§ **TASK INPUTS**
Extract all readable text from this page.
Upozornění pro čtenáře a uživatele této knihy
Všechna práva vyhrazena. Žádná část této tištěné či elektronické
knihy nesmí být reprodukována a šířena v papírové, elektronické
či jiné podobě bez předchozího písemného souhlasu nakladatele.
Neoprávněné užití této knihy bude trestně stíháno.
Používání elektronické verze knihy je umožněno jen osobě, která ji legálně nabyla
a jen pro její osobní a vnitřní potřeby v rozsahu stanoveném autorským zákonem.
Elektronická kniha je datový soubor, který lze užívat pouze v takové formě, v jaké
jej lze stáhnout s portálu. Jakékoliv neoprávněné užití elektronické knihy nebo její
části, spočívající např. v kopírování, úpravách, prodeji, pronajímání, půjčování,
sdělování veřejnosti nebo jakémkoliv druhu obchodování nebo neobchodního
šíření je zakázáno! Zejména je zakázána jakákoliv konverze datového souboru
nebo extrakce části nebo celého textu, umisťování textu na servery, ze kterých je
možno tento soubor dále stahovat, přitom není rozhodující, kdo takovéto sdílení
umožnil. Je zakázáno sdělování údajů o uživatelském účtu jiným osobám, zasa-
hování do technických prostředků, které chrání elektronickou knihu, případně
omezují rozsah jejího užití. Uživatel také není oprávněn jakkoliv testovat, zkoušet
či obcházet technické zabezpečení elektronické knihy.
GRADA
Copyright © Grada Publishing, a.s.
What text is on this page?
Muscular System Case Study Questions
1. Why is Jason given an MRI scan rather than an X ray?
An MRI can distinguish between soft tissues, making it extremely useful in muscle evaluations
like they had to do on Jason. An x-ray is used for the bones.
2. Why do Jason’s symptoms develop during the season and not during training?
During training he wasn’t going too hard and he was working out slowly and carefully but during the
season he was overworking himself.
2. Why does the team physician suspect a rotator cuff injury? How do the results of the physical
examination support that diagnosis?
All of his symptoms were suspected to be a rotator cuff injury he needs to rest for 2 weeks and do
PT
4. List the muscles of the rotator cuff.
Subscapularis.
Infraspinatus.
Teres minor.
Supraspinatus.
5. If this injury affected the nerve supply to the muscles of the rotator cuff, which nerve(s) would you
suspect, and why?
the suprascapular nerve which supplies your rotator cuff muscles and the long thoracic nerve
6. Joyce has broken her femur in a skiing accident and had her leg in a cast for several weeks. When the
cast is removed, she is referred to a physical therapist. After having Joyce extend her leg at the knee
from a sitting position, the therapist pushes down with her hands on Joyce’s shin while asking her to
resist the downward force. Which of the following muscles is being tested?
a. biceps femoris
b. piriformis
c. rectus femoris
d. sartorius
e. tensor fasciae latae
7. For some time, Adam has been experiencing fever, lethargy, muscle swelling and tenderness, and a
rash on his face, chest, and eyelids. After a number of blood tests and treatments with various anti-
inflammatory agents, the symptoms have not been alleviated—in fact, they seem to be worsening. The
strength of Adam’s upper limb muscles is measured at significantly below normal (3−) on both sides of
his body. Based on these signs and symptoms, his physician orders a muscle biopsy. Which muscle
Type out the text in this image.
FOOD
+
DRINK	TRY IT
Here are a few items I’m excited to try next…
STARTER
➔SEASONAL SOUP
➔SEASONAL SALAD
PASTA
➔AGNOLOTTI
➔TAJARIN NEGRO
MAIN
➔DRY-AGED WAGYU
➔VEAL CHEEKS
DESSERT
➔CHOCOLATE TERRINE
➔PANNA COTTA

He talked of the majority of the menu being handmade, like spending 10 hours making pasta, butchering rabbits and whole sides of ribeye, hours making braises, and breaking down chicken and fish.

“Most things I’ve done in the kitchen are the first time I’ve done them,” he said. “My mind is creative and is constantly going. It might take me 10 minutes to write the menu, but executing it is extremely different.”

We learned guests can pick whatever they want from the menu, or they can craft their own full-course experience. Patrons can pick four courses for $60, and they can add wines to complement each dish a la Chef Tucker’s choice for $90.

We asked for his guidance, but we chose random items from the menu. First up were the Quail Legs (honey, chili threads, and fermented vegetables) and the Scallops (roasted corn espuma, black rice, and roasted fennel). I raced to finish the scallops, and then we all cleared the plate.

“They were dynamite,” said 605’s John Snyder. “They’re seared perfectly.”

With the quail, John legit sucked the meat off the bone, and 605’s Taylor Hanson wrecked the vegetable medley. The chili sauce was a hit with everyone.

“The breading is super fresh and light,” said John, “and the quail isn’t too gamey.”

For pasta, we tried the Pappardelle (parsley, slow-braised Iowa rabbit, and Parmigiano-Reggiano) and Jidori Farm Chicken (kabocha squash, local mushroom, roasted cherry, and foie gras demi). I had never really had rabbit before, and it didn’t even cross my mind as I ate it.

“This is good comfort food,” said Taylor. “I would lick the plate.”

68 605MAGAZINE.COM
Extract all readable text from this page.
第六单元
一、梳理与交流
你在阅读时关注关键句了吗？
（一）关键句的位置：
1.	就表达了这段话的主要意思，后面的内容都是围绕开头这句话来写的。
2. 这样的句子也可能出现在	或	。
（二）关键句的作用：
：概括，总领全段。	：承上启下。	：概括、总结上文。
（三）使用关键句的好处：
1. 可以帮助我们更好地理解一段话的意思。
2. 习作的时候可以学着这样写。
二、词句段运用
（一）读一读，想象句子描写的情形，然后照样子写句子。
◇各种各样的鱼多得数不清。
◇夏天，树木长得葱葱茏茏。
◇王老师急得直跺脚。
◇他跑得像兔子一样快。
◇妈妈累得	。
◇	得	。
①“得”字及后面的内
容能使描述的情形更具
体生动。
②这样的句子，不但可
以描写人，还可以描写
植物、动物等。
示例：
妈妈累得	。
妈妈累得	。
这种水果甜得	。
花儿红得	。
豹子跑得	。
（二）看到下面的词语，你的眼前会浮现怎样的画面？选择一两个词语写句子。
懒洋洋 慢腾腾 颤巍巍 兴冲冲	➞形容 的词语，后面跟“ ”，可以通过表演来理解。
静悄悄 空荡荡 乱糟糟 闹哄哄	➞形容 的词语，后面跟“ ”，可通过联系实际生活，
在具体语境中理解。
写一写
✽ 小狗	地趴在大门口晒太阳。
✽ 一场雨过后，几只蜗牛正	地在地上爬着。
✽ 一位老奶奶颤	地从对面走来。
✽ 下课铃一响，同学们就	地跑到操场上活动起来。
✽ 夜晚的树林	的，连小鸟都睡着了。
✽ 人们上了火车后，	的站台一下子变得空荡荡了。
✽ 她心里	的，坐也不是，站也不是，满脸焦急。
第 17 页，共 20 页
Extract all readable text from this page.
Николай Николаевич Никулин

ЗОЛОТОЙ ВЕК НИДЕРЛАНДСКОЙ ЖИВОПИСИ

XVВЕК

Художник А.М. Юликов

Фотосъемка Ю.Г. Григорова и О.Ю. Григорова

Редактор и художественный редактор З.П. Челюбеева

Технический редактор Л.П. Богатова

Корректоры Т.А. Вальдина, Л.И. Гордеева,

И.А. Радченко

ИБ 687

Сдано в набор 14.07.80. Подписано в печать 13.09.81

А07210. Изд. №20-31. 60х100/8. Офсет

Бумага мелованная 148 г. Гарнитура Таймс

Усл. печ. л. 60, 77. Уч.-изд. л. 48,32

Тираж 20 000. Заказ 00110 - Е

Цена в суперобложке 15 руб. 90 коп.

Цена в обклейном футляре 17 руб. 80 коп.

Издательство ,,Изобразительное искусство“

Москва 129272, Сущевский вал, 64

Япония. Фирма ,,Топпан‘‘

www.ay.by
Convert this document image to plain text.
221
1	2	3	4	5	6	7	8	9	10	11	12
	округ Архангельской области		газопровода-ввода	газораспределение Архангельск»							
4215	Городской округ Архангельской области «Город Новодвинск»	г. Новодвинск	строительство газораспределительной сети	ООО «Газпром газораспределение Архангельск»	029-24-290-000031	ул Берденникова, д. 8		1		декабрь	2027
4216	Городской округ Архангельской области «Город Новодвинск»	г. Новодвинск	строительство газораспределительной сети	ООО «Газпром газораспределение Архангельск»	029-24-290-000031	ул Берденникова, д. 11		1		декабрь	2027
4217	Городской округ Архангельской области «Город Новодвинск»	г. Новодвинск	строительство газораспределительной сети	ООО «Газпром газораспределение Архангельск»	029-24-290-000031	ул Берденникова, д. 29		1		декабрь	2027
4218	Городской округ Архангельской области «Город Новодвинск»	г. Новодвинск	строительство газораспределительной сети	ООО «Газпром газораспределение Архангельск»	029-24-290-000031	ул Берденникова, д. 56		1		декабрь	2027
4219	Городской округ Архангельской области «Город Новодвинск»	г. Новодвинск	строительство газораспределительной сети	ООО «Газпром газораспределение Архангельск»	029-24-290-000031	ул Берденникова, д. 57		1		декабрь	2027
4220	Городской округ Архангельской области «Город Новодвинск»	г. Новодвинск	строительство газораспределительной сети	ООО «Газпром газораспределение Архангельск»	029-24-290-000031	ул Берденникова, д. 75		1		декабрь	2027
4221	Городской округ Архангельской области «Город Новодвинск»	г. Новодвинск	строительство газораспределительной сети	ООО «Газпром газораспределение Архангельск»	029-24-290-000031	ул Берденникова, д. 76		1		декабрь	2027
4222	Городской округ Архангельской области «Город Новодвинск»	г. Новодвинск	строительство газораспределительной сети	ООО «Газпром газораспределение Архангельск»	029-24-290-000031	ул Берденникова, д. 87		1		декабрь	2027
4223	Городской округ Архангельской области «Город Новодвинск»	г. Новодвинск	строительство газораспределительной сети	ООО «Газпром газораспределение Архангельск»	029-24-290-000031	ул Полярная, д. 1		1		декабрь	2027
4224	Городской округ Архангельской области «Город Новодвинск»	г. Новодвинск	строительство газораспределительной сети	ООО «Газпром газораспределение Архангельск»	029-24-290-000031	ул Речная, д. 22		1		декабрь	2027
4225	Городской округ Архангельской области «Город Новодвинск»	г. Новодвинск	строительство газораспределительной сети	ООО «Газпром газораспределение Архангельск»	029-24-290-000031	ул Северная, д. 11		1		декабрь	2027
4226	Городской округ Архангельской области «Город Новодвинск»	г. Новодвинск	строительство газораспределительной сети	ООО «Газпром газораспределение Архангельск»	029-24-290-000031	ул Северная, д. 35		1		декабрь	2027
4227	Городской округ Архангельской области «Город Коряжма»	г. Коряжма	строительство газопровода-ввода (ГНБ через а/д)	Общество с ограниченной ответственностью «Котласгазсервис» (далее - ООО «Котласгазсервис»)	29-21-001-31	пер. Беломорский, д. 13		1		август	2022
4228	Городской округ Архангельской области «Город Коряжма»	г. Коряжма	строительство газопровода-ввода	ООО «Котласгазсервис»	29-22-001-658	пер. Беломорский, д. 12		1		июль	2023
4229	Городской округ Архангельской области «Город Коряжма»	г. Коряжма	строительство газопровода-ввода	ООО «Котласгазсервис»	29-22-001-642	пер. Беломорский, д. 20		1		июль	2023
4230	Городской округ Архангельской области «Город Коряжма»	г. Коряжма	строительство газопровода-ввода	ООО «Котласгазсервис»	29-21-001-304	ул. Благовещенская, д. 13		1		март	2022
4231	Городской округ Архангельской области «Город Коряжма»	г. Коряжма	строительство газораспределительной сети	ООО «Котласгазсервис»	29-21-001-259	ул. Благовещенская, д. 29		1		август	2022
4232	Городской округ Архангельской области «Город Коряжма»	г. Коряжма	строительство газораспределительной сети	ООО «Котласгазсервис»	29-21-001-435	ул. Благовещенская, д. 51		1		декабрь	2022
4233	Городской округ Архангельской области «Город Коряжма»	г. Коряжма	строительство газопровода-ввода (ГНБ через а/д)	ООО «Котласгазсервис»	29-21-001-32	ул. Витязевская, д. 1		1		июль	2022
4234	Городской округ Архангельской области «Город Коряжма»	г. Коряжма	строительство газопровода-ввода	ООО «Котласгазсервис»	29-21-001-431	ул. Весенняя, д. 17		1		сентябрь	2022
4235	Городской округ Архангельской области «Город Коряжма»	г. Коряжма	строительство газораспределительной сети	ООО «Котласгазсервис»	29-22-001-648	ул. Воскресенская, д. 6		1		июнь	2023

§ **THE TASK**
Locate each line containing the string "been" and show it.

§ **REPLY TO THE EXERCISE**
7. For some time, Adam has been experiencing fever, lethargy, muscle swelling and tenderness, and a
inflammatory agents, the symptoms have not been alleviated—in fact, they seem to be worsening. The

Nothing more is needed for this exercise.